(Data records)
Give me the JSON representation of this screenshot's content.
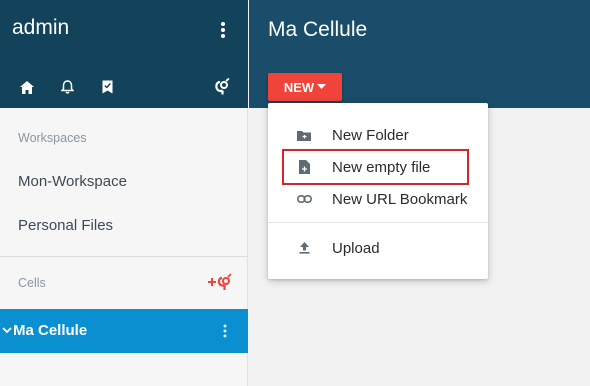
{
  "sidebar": {
    "user_name": "admin",
    "header_icons": [
      "home-icon",
      "bell-icon",
      "bookmark-icon",
      "cells-switch-icon"
    ],
    "workspaces_title": "Workspaces",
    "workspaces": [
      {
        "label": "Mon-Workspace"
      },
      {
        "label": "Personal Files"
      }
    ],
    "cells_title": "Cells",
    "cells": [
      {
        "label": "Ma Cellule",
        "selected": true
      }
    ]
  },
  "main": {
    "title": "Ma Cellule",
    "new_button_label": "NEW"
  },
  "new_menu": {
    "items": [
      {
        "label": "New Folder",
        "icon": "folder-plus-icon"
      },
      {
        "label": "New empty file",
        "icon": "file-plus-icon",
        "highlighted": true
      },
      {
        "label": "New URL Bookmark",
        "icon": "link-icon"
      },
      {
        "label": "Upload",
        "icon": "upload-icon"
      }
    ]
  },
  "colors": {
    "sidebar_header": "#12435a",
    "main_header": "#1a4d69",
    "new_button": "#f0433a",
    "selected_cell": "#0a8fd0",
    "highlight_border": "#d3242f",
    "cells_add_icon": "#f0433a"
  }
}
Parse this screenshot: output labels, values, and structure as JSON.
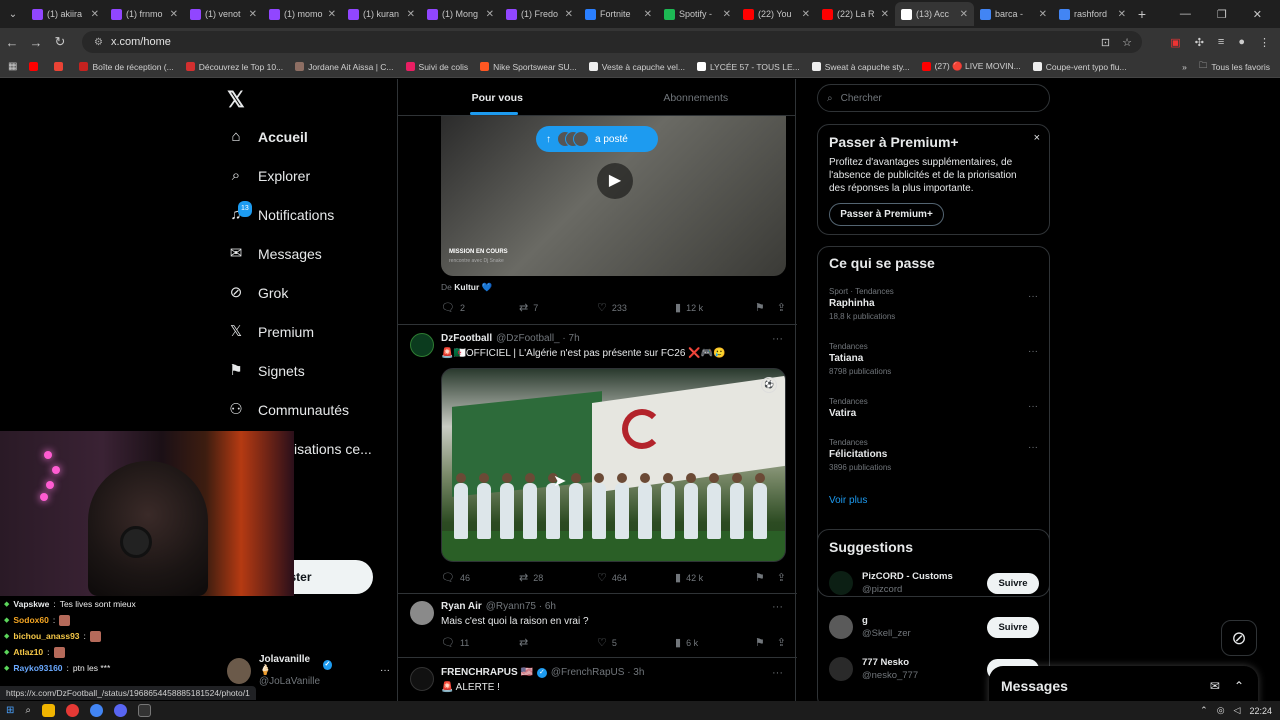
{
  "browser": {
    "tabs": [
      {
        "label": "(1) akiira",
        "color": "#9146ff"
      },
      {
        "label": "(1) frnmo",
        "color": "#9146ff"
      },
      {
        "label": "(1) venot",
        "color": "#9146ff"
      },
      {
        "label": "(1) momo",
        "color": "#9146ff"
      },
      {
        "label": "(1) kuran",
        "color": "#9146ff"
      },
      {
        "label": "(1) Mong",
        "color": "#9146ff"
      },
      {
        "label": "(1) Fredo",
        "color": "#9146ff"
      },
      {
        "label": "Fortnite",
        "color": "#2a7fff"
      },
      {
        "label": "Spotify -",
        "color": "#1db954"
      },
      {
        "label": "(22) You",
        "color": "#ff0000"
      },
      {
        "label": "(22) La R",
        "color": "#ff0000"
      },
      {
        "label": "(13) Acc",
        "color": "#ffffff"
      },
      {
        "label": "barca -",
        "color": "#4285f4"
      },
      {
        "label": "rashford",
        "color": "#4285f4"
      }
    ],
    "new_tab": "+",
    "url": "x.com/home",
    "bookmarks": [
      {
        "label": "",
        "color": "#ff0000"
      },
      {
        "label": "",
        "color": "#ea4335"
      },
      {
        "label": "Boîte de réception (...",
        "color": "#c5221f"
      },
      {
        "label": "Découvrez le Top 10...",
        "color": "#d32f2f"
      },
      {
        "label": "Jordane Ait Aissa | C...",
        "color": "#8d6e63"
      },
      {
        "label": "Suivi de colis",
        "color": "#e91e63"
      },
      {
        "label": "Nike Sportswear SU...",
        "color": "#ff5722"
      },
      {
        "label": "Veste à capuche vel...",
        "color": "#eeeeee"
      },
      {
        "label": "LYCÉE 57 - TOUS LE...",
        "color": "#ffffff"
      },
      {
        "label": "Sweat à capuche sty...",
        "color": "#eeeeee"
      },
      {
        "label": "(27) 🔴 LIVE MOVIN...",
        "color": "#ff0000"
      },
      {
        "label": "Coupe-vent typo flu...",
        "color": "#eeeeee"
      }
    ],
    "all_bookmarks": "Tous les favoris"
  },
  "nav": {
    "items": [
      {
        "label": "Accueil",
        "icon": "home-icon"
      },
      {
        "label": "Explorer",
        "icon": "search-icon"
      },
      {
        "label": "Notifications",
        "icon": "bell-icon",
        "badge": "13"
      },
      {
        "label": "Messages",
        "icon": "mail-icon"
      },
      {
        "label": "Grok",
        "icon": "grok-icon"
      },
      {
        "label": "Premium",
        "icon": "x-icon"
      },
      {
        "label": "Signets",
        "icon": "bookmark-icon"
      },
      {
        "label": "Communautés",
        "icon": "people-icon"
      },
      {
        "label": "isations ce...",
        "icon": ""
      }
    ],
    "post_button": "ster",
    "profile": {
      "name": "Jolavanille 🍦",
      "handle": "@JoLaVanille",
      "more": "···"
    }
  },
  "feed": {
    "tabs": [
      "Pour vous",
      "Abonnements"
    ],
    "posted_pill": "a posté",
    "post1": {
      "overlay_title": "MISSION EN COURS",
      "overlay_sub": "rencontre avec Dj Snake",
      "from_prefix": "De",
      "from_name": "Kultur 💙",
      "replies": "2",
      "reposts": "7",
      "likes": "233",
      "views": "12 k"
    },
    "post2": {
      "name": "DzFootball",
      "handle": "@DzFootball_ · 7h",
      "text": "🚨🇩🇿OFFICIEL | L'Algérie n'est pas présente sur FC26 ❌🎮🥲",
      "replies": "46",
      "reposts": "28",
      "likes": "464",
      "views": "42 k"
    },
    "post3": {
      "name": "Ryan Air",
      "handle": "@Ryann75 · 6h",
      "text": "Mais c'est quoi la raison en vrai ?",
      "replies": "11",
      "reposts": "",
      "likes": "5",
      "views": "6 k"
    },
    "post4": {
      "name": "FRENCHRAPUS 🇺🇸",
      "handle": "@FrenchRapUS · 3h",
      "text": "🚨 ALERTE !"
    },
    "more": "···"
  },
  "sidebar": {
    "search_placeholder": "Chercher",
    "premium": {
      "title": "Passer à Premium+",
      "text": "Profitez d'avantages supplémentaires, de l'absence de publicités et de la priorisation des réponses la plus importante.",
      "button": "Passer à Premium+",
      "close": "×"
    },
    "trends": {
      "title": "Ce qui se passe",
      "items": [
        {
          "category": "Sport · Tendances",
          "name": "Raphinha",
          "count": "18,8 k publications"
        },
        {
          "category": "Tendances",
          "name": "Tatiana",
          "count": "8798 publications"
        },
        {
          "category": "Tendances",
          "name": "Vatira",
          "count": ""
        },
        {
          "category": "Tendances",
          "name": "Félicitations",
          "count": "3896 publications"
        }
      ],
      "more": "···",
      "show_more": "Voir plus"
    },
    "suggestions": {
      "title": "Suggestions",
      "items": [
        {
          "name": "PizCORD - Customs",
          "handle": "@pizcord",
          "button": "Suivre"
        },
        {
          "name": "g",
          "handle": "@Skell_zer",
          "button": "Suivre"
        },
        {
          "name": "777 Nesko",
          "handle": "@nesko_777",
          "button": ""
        }
      ]
    }
  },
  "messages_drawer": {
    "title": "Messages"
  },
  "chat": {
    "lines": [
      {
        "user": "Vapskwe",
        "text": "Tes lives sont mieux",
        "color": "#e7e9ea"
      },
      {
        "user": "Sodox60",
        "text": "",
        "color": "#f5a623"
      },
      {
        "user": "bichou_anass93",
        "text": "",
        "color": "#f7c948"
      },
      {
        "user": "Atlaz10",
        "text": "",
        "color": "#f7c948"
      },
      {
        "user": "Rayko93160",
        "text": "ptn les ***",
        "color": "#6aa9ff"
      }
    ]
  },
  "status_url": "https://x.com/DzFootball_/status/1968654458885181524/photo/1",
  "taskbar": {
    "time": "22:24"
  }
}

*Problem to solve*
Every line of text is to be repeated exactly; pictures are left out.

*Answer to this exercise*
Give me the JSON representation of this screenshot's content.
{
  "sidebar": {
    "user_name": "admin",
    "header_icons": [
      "home-icon",
      "bell-icon",
      "bookmark-icon",
      "cells-switch-icon"
    ],
    "workspaces_title": "Workspaces",
    "workspaces": [
      {
        "label": "Mon-Workspace"
      },
      {
        "label": "Personal Files"
      }
    ],
    "cells_title": "Cells",
    "cells": [
      {
        "label": "Ma Cellule",
        "selected": true
      }
    ]
  },
  "main": {
    "title": "Ma Cellule",
    "new_button_label": "NEW"
  },
  "new_menu": {
    "items": [
      {
        "label": "New Folder",
        "icon": "folder-plus-icon"
      },
      {
        "label": "New empty file",
        "icon": "file-plus-icon",
        "highlighted": true
      },
      {
        "label": "New URL Bookmark",
        "icon": "link-icon"
      },
      {
        "label": "Upload",
        "icon": "upload-icon"
      }
    ]
  },
  "colors": {
    "sidebar_header": "#12435a",
    "main_header": "#1a4d69",
    "new_button": "#f0433a",
    "selected_cell": "#0a8fd0",
    "highlight_border": "#d3242f",
    "cells_add_icon": "#f0433a"
  }
}
Parse this screenshot: output labels, values, and structure as JSON.
{
  "browser": {
    "tabs": [
      {
        "label": "(1) akiira",
        "color": "#9146ff"
      },
      {
        "label": "(1) frnmo",
        "color": "#9146ff"
      },
      {
        "label": "(1) venot",
        "color": "#9146ff"
      },
      {
        "label": "(1) momo",
        "color": "#9146ff"
      },
      {
        "label": "(1) kuran",
        "color": "#9146ff"
      },
      {
        "label": "(1) Mong",
        "color": "#9146ff"
      },
      {
        "label": "(1) Fredo",
        "color": "#9146ff"
      },
      {
        "label": "Fortnite",
        "color": "#2a7fff"
      },
      {
        "label": "Spotify -",
        "color": "#1db954"
      },
      {
        "label": "(22) You",
        "color": "#ff0000"
      },
      {
        "label": "(22) La R",
        "color": "#ff0000"
      },
      {
        "label": "(13) Acc",
        "color": "#ffffff"
      },
      {
        "label": "barca -",
        "color": "#4285f4"
      },
      {
        "label": "rashford",
        "color": "#4285f4"
      }
    ],
    "new_tab": "+",
    "url": "x.com/home",
    "bookmarks": [
      {
        "label": "",
        "color": "#ff0000"
      },
      {
        "label": "",
        "color": "#ea4335"
      },
      {
        "label": "Boîte de réception (...",
        "color": "#c5221f"
      },
      {
        "label": "Découvrez le Top 10...",
        "color": "#d32f2f"
      },
      {
        "label": "Jordane Ait Aissa | C...",
        "color": "#8d6e63"
      },
      {
        "label": "Suivi de colis",
        "color": "#e91e63"
      },
      {
        "label": "Nike Sportswear SU...",
        "color": "#ff5722"
      },
      {
        "label": "Veste à capuche vel...",
        "color": "#eeeeee"
      },
      {
        "label": "LYCÉE 57 - TOUS LE...",
        "color": "#ffffff"
      },
      {
        "label": "Sweat à capuche sty...",
        "color": "#eeeeee"
      },
      {
        "label": "(27) 🔴 LIVE MOVIN...",
        "color": "#ff0000"
      },
      {
        "label": "Coupe-vent typo flu...",
        "color": "#eeeeee"
      }
    ],
    "all_bookmarks": "Tous les favoris"
  },
  "nav": {
    "items": [
      {
        "label": "Accueil",
        "icon": "home-icon"
      },
      {
        "label": "Explorer",
        "icon": "search-icon"
      },
      {
        "label": "Notifications",
        "icon": "bell-icon",
        "badge": "13"
      },
      {
        "label": "Messages",
        "icon": "mail-icon"
      },
      {
        "label": "Grok",
        "icon": "grok-icon"
      },
      {
        "label": "Premium",
        "icon": "x-icon"
      },
      {
        "label": "Signets",
        "icon": "bookmark-icon"
      },
      {
        "label": "Communautés",
        "icon": "people-icon"
      },
      {
        "label": "isations ce...",
        "icon": ""
      }
    ],
    "post_button": "ster",
    "profile": {
      "name": "Jolavanille 🍦",
      "handle": "@JoLaVanille",
      "more": "···"
    }
  },
  "feed": {
    "tabs": [
      "Pour vous",
      "Abonnements"
    ],
    "posted_pill": "a posté",
    "post1": {
      "overlay_title": "MISSION EN COURS",
      "overlay_sub": "rencontre avec Dj Snake",
      "from_prefix": "De",
      "from_name": "Kultur 💙",
      "replies": "2",
      "reposts": "7",
      "likes": "233",
      "views": "12 k"
    },
    "post2": {
      "name": "DzFootball",
      "handle": "@DzFootball_ · 7h",
      "text": "🚨🇩🇿OFFICIEL | L'Algérie n'est pas présente sur FC26 ❌🎮🥲",
      "replies": "46",
      "reposts": "28",
      "likes": "464",
      "views": "42 k"
    },
    "post3": {
      "name": "Ryan Air",
      "handle": "@Ryann75 · 6h",
      "text": "Mais c'est quoi la raison en vrai ?",
      "replies": "11",
      "reposts": "",
      "likes": "5",
      "views": "6 k"
    },
    "post4": {
      "name": "FRENCHRAPUS 🇺🇸",
      "handle": "@FrenchRapUS · 3h",
      "text": "🚨 ALERTE !"
    },
    "more": "···"
  },
  "sidebar": {
    "search_placeholder": "Chercher",
    "premium": {
      "title": "Passer à Premium+",
      "text": "Profitez d'avantages supplémentaires, de l'absence de publicités et de la priorisation des réponses la plus importante.",
      "button": "Passer à Premium+",
      "close": "×"
    },
    "trends": {
      "title": "Ce qui se passe",
      "items": [
        {
          "category": "Sport · Tendances",
          "name": "Raphinha",
          "count": "18,8 k publications"
        },
        {
          "category": "Tendances",
          "name": "Tatiana",
          "count": "8798 publications"
        },
        {
          "category": "Tendances",
          "name": "Vatira",
          "count": ""
        },
        {
          "category": "Tendances",
          "name": "Félicitations",
          "count": "3896 publications"
        }
      ],
      "more": "···",
      "show_more": "Voir plus"
    },
    "suggestions": {
      "title": "Suggestions",
      "items": [
        {
          "name": "PizCORD - Customs",
          "handle": "@pizcord",
          "button": "Suivre"
        },
        {
          "name": "g",
          "handle": "@Skell_zer",
          "button": "Suivre"
        },
        {
          "name": "777 Nesko",
          "handle": "@nesko_777",
          "button": ""
        }
      ]
    }
  },
  "messages_drawer": {
    "title": "Messages"
  },
  "chat": {
    "lines": [
      {
        "user": "Vapskwe",
        "text": "Tes lives sont mieux",
        "color": "#e7e9ea"
      },
      {
        "user": "Sodox60",
        "text": "",
        "color": "#f5a623"
      },
      {
        "user": "bichou_anass93",
        "text": "",
        "color": "#f7c948"
      },
      {
        "user": "Atlaz10",
        "text": "",
        "color": "#f7c948"
      },
      {
        "user": "Rayko93160",
        "text": "ptn les ***",
        "color": "#6aa9ff"
      }
    ]
  },
  "status_url": "https://x.com/DzFootball_/status/1968654458885181524/photo/1",
  "taskbar": {
    "time": "22:24"
  }
}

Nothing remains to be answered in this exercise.